━━ DATASET RECORDS

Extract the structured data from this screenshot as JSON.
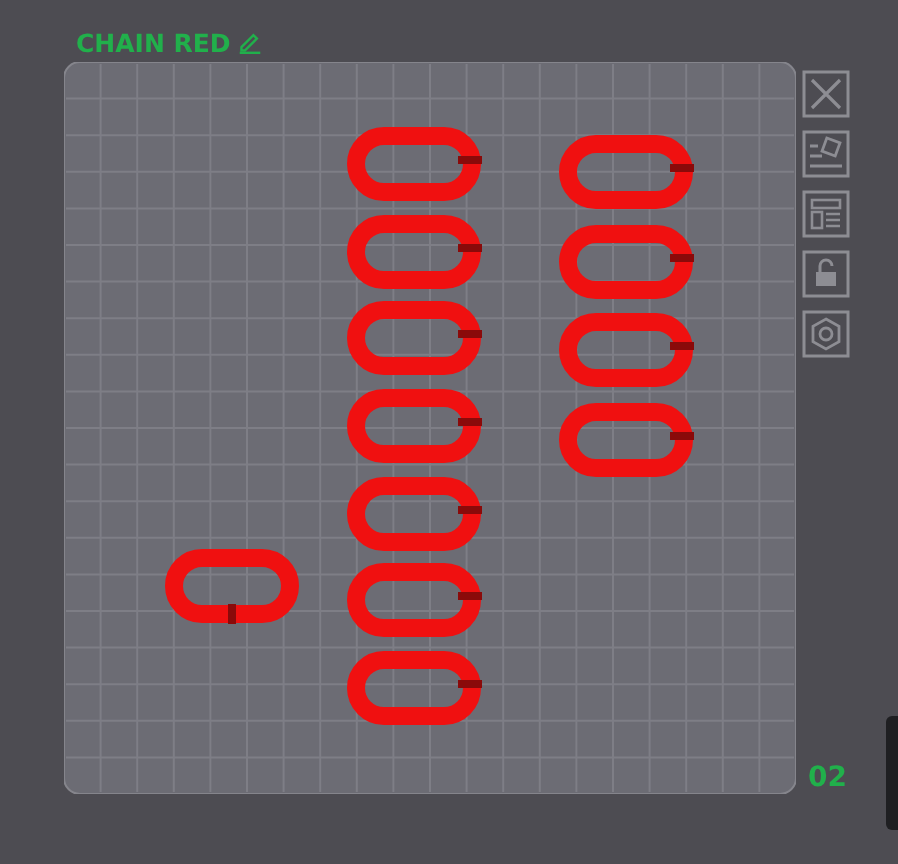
{
  "plate": {
    "title": "CHAIN RED",
    "number": "02"
  }
}
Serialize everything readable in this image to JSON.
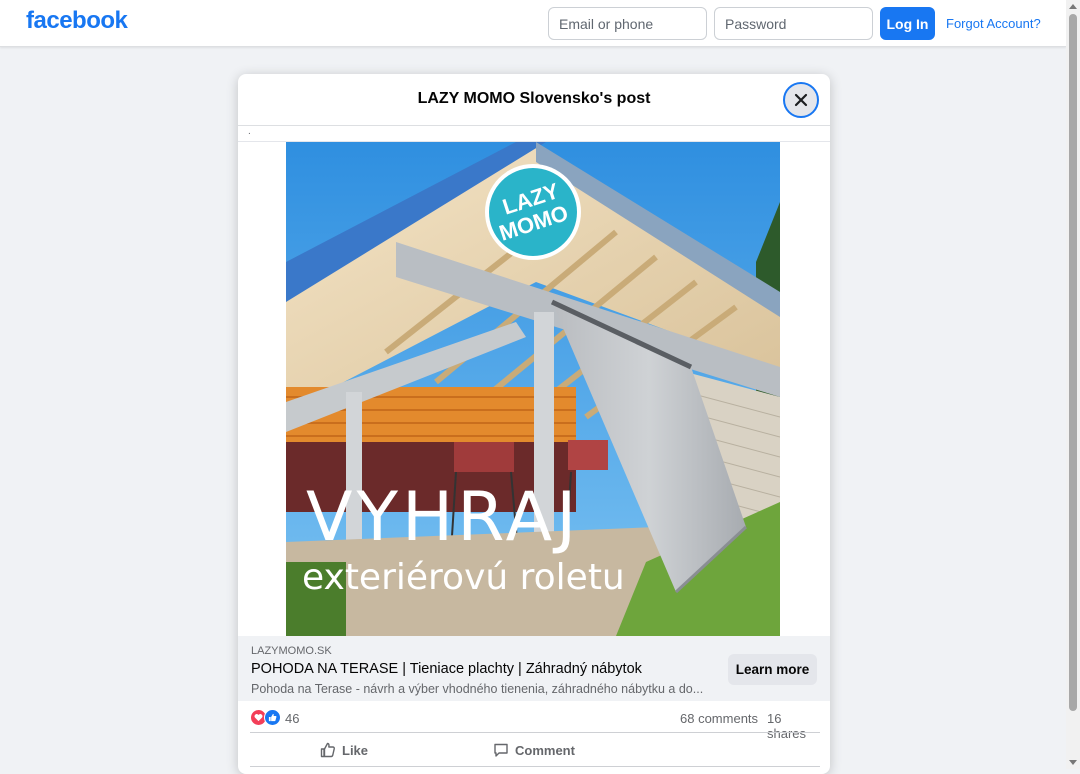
{
  "header": {
    "logo": "facebook",
    "email_placeholder": "Email or phone",
    "password_placeholder": "Password",
    "login_label": "Log In",
    "forgot_label": "Forgot Account?"
  },
  "modal": {
    "title": "LAZY MOMO Slovensko's post",
    "truncated_text": ".",
    "image": {
      "logo_line1": "LAZY",
      "logo_line2": "MOMO",
      "headline": "VYHRAJ",
      "subline": "exteriérovú roletu"
    },
    "link": {
      "domain": "LAZYMOMO.SK",
      "title": "POHODA NA TERASE | Tieniace plachty | Záhradný nábytok",
      "description": "Pohoda na Terase - návrh a výber vhodného tienenia, záhradného nábytku a do...",
      "cta": "Learn more"
    },
    "reactions": {
      "count": "46",
      "comments": "68 comments",
      "shares": "16 shares"
    },
    "actions": {
      "like": "Like",
      "comment": "Comment"
    }
  },
  "colors": {
    "brand": "#1877f2",
    "background": "#f0f2f5",
    "love": "#f33e58"
  }
}
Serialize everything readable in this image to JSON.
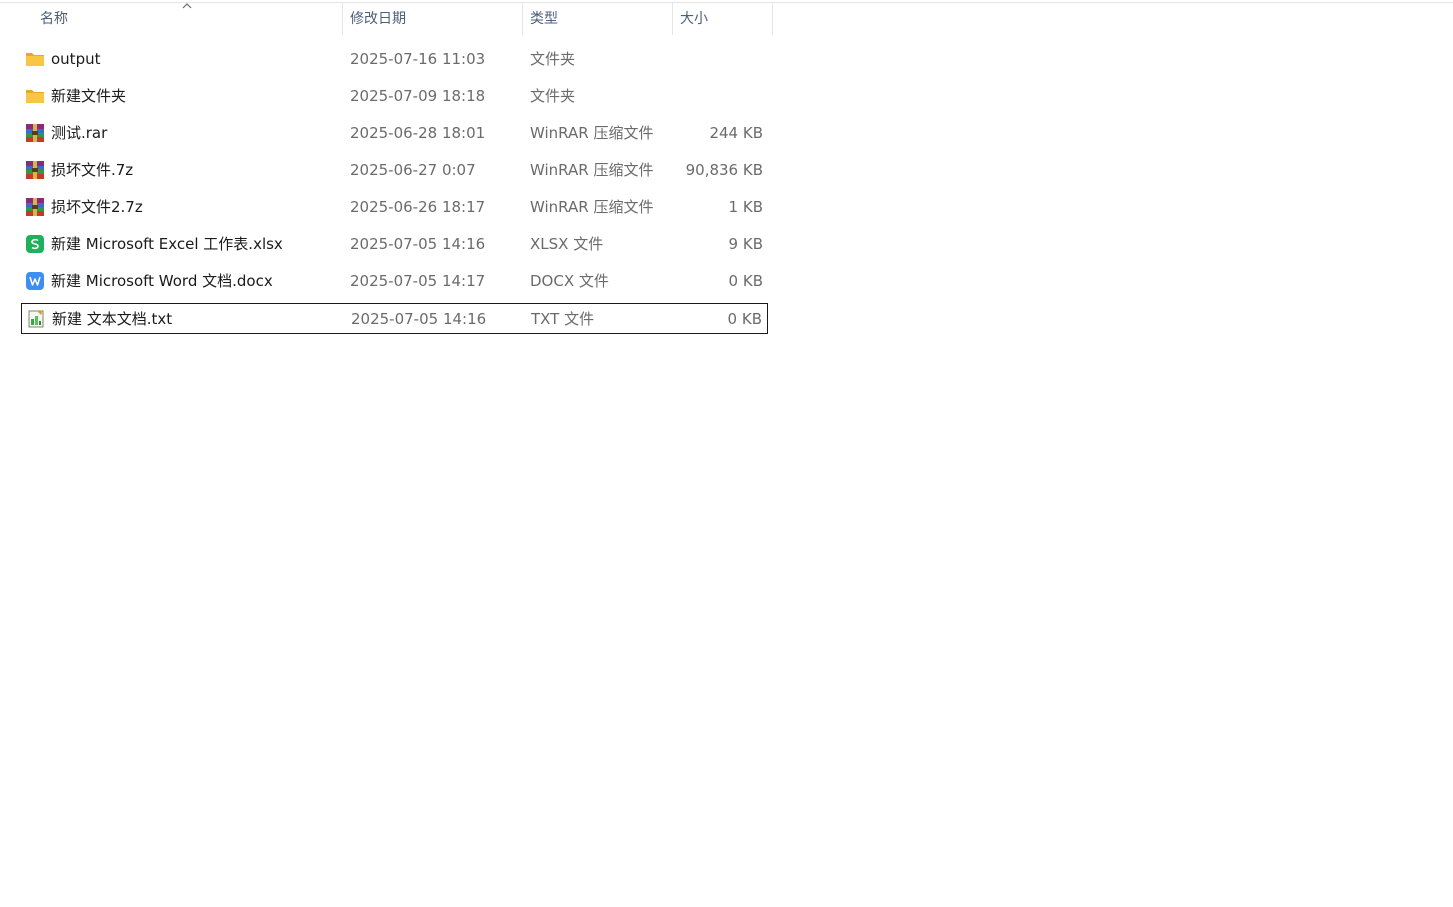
{
  "columns": {
    "name": "名称",
    "date": "修改日期",
    "type": "类型",
    "size": "大小"
  },
  "sort": {
    "column": "name",
    "icon": "chevron-up-icon"
  },
  "files": [
    {
      "name": "output",
      "date": "2025-07-16 11:03",
      "type": "文件夹",
      "size": "",
      "icon": "folder-icon"
    },
    {
      "name": "新建文件夹",
      "date": "2025-07-09 18:18",
      "type": "文件夹",
      "size": "",
      "icon": "folder-icon"
    },
    {
      "name": "测试.rar",
      "date": "2025-06-28 18:01",
      "type": "WinRAR 压缩文件",
      "size": "244 KB",
      "icon": "winrar-icon"
    },
    {
      "name": "损坏文件.7z",
      "date": "2025-06-27 0:07",
      "type": "WinRAR 压缩文件",
      "size": "90,836 KB",
      "icon": "winrar-icon"
    },
    {
      "name": "损坏文件2.7z",
      "date": "2025-06-26 18:17",
      "type": "WinRAR 压缩文件",
      "size": "1 KB",
      "icon": "winrar-icon"
    },
    {
      "name": "新建 Microsoft Excel 工作表.xlsx",
      "date": "2025-07-05 14:16",
      "type": "XLSX 文件",
      "size": "9 KB",
      "icon": "excel-icon"
    },
    {
      "name": "新建 Microsoft Word 文档.docx",
      "date": "2025-07-05 14:17",
      "type": "DOCX 文件",
      "size": "0 KB",
      "icon": "word-icon"
    },
    {
      "name": "新建 文本文档.txt",
      "date": "2025-07-05 14:16",
      "type": "TXT 文件",
      "size": "0 KB",
      "icon": "text-file-icon"
    }
  ],
  "focused_index": 7,
  "colors": {
    "header_text": "#4c607a",
    "folder": "#f8c642",
    "excel": "#21b05a",
    "word": "#3d8ef0"
  }
}
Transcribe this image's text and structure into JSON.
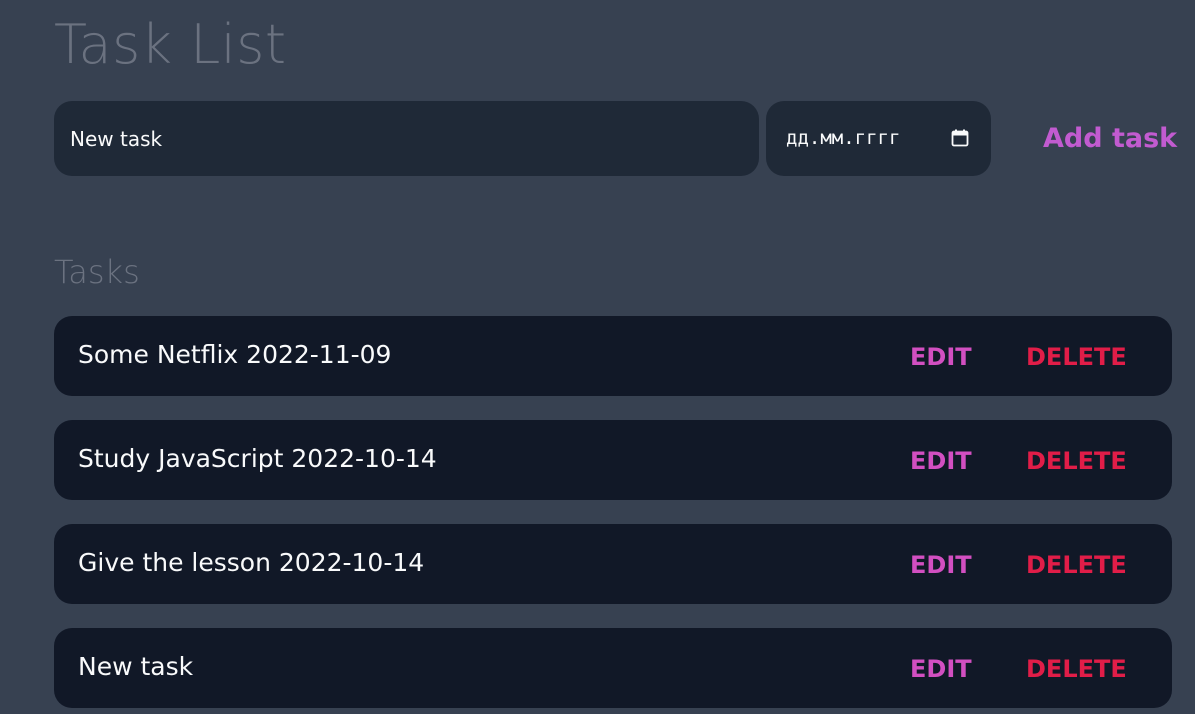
{
  "header": {
    "title": "Task List"
  },
  "form": {
    "task_input_value": "New task",
    "date_placeholder": "дд.мм.гггг",
    "calendar_icon": "calendar-icon",
    "add_button_label": "Add task"
  },
  "tasks_section": {
    "heading": "Tasks",
    "edit_label": "EDIT",
    "delete_label": "DELETE",
    "items": [
      {
        "text": "Some Netflix 2022-11-09"
      },
      {
        "text": "Study JavaScript 2022-10-14"
      },
      {
        "text": "Give the lesson 2022-10-14"
      },
      {
        "text": "New task"
      }
    ]
  },
  "colors": {
    "background": "#374151",
    "input_background": "#1f2937",
    "row_background": "#111827",
    "title_text": "#6b7280",
    "accent_pink": "#ec4899",
    "accent_purple": "#a855f7",
    "delete_red": "#e11d48"
  }
}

━━━━

GOAL:
What is the number of lines in the listing that include the word "name"? Give that number and nothing else.

FINAL RESULT:
10